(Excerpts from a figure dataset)
··········
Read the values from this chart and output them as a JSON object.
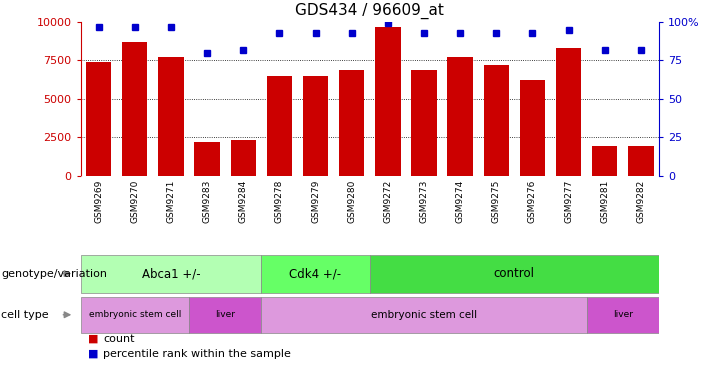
{
  "title": "GDS434 / 96609_at",
  "samples": [
    "GSM9269",
    "GSM9270",
    "GSM9271",
    "GSM9283",
    "GSM9284",
    "GSM9278",
    "GSM9279",
    "GSM9280",
    "GSM9272",
    "GSM9273",
    "GSM9274",
    "GSM9275",
    "GSM9276",
    "GSM9277",
    "GSM9281",
    "GSM9282"
  ],
  "counts": [
    7400,
    8700,
    7700,
    2200,
    2350,
    6500,
    6500,
    6900,
    9700,
    6900,
    7700,
    7200,
    6200,
    8300,
    1900,
    1950
  ],
  "percentiles": [
    97,
    97,
    97,
    80,
    82,
    93,
    93,
    93,
    99,
    93,
    93,
    93,
    93,
    95,
    82,
    82
  ],
  "bar_color": "#cc0000",
  "dot_color": "#0000cc",
  "ylim_left": [
    0,
    10000
  ],
  "ylim_right": [
    0,
    100
  ],
  "yticks_left": [
    0,
    2500,
    5000,
    7500,
    10000
  ],
  "yticks_right": [
    0,
    25,
    50,
    75,
    100
  ],
  "genotype_groups": [
    {
      "label": "Abca1 +/-",
      "start": 0,
      "end": 5,
      "color": "#b3ffb3"
    },
    {
      "label": "Cdk4 +/-",
      "start": 5,
      "end": 8,
      "color": "#66ff66"
    },
    {
      "label": "control",
      "start": 8,
      "end": 16,
      "color": "#44dd44"
    }
  ],
  "celltype_groups": [
    {
      "label": "embryonic stem cell",
      "start": 0,
      "end": 3,
      "color": "#dd99dd"
    },
    {
      "label": "liver",
      "start": 3,
      "end": 5,
      "color": "#cc55cc"
    },
    {
      "label": "embryonic stem cell",
      "start": 5,
      "end": 14,
      "color": "#dd99dd"
    },
    {
      "label": "liver",
      "start": 14,
      "end": 16,
      "color": "#cc55cc"
    }
  ],
  "legend_count_label": "count",
  "legend_percentile_label": "percentile rank within the sample",
  "genotype_label": "genotype/variation",
  "celltype_label": "cell type",
  "background_color": "#ffffff",
  "grid_color": "#000000",
  "axis_label_color_left": "#cc0000",
  "axis_label_color_right": "#0000cc",
  "xtick_bg": "#cccccc"
}
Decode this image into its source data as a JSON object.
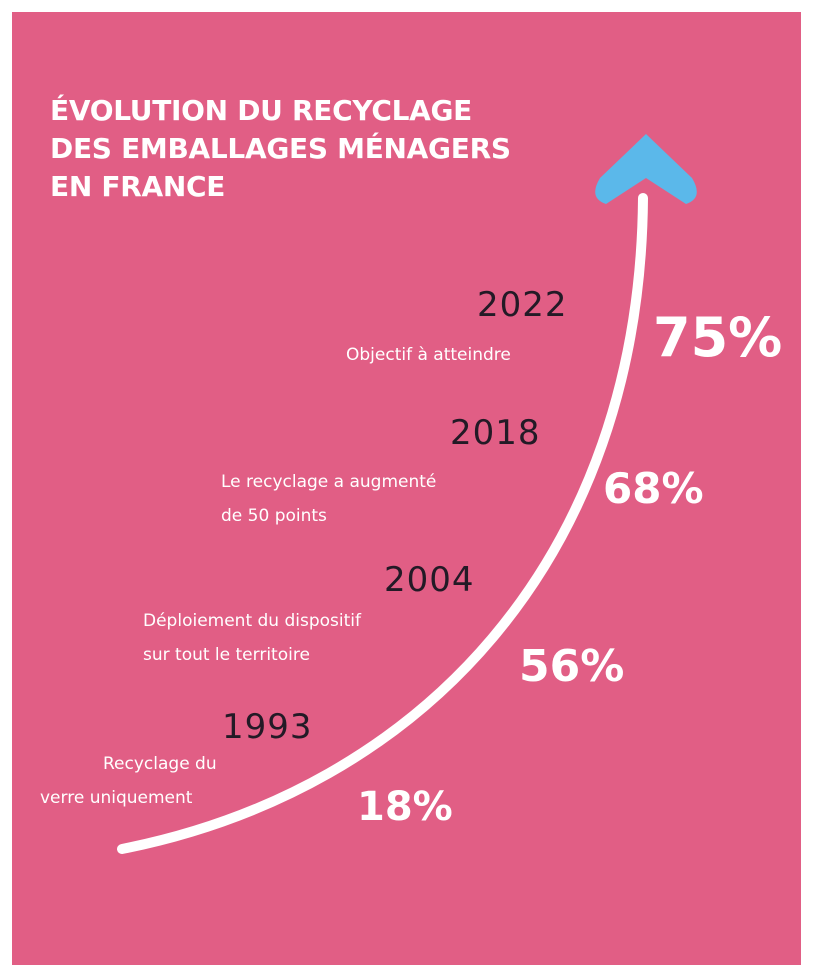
{
  "title": {
    "lines": [
      "ÉVOLUTION DU RECYCLAGE",
      "DES EMBALLAGES MÉNAGERS",
      "EN FRANCE"
    ]
  },
  "colors": {
    "background": "#e15e85",
    "arrow_head": "#5bb8ea",
    "curve": "#ffffff",
    "year_text": "#231a26"
  },
  "icons": {
    "arrow": "arrow-up-icon"
  },
  "chart_data": {
    "type": "line",
    "title": "ÉVOLUTION DU RECYCLAGE DES EMBALLAGES MÉNAGERS EN FRANCE",
    "x": [
      "1993",
      "2004",
      "2018",
      "2022"
    ],
    "values": [
      18,
      56,
      68,
      75
    ],
    "labels": [
      "18%",
      "56%",
      "68%",
      "75%"
    ],
    "annotations": [
      [
        "Recyclage du",
        "verre uniquement"
      ],
      [
        "Déploiement du dispositif",
        "sur tout le territoire"
      ],
      [
        "Le recyclage a augmenté",
        "de 50 points"
      ],
      [
        "Objectif à atteindre"
      ]
    ]
  }
}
··········
■ **Task prompt**
The lines to write out run from the one containing "Decode this image" through the final line of the material above, both included; write them out exactly, with no pictures.

■ **Written solution**
Decode this image into its source data as a JSON object.
{
  "title": {
    "lines": [
      "ÉVOLUTION DU RECYCLAGE",
      "DES EMBALLAGES MÉNAGERS",
      "EN FRANCE"
    ]
  },
  "colors": {
    "background": "#e15e85",
    "arrow_head": "#5bb8ea",
    "curve": "#ffffff",
    "year_text": "#231a26"
  },
  "icons": {
    "arrow": "arrow-up-icon"
  },
  "chart_data": {
    "type": "line",
    "title": "ÉVOLUTION DU RECYCLAGE DES EMBALLAGES MÉNAGERS EN FRANCE",
    "x": [
      "1993",
      "2004",
      "2018",
      "2022"
    ],
    "values": [
      18,
      56,
      68,
      75
    ],
    "labels": [
      "18%",
      "56%",
      "68%",
      "75%"
    ],
    "annotations": [
      [
        "Recyclage du",
        "verre uniquement"
      ],
      [
        "Déploiement du dispositif",
        "sur tout le territoire"
      ],
      [
        "Le recyclage a augmenté",
        "de 50 points"
      ],
      [
        "Objectif à atteindre"
      ]
    ]
  }
}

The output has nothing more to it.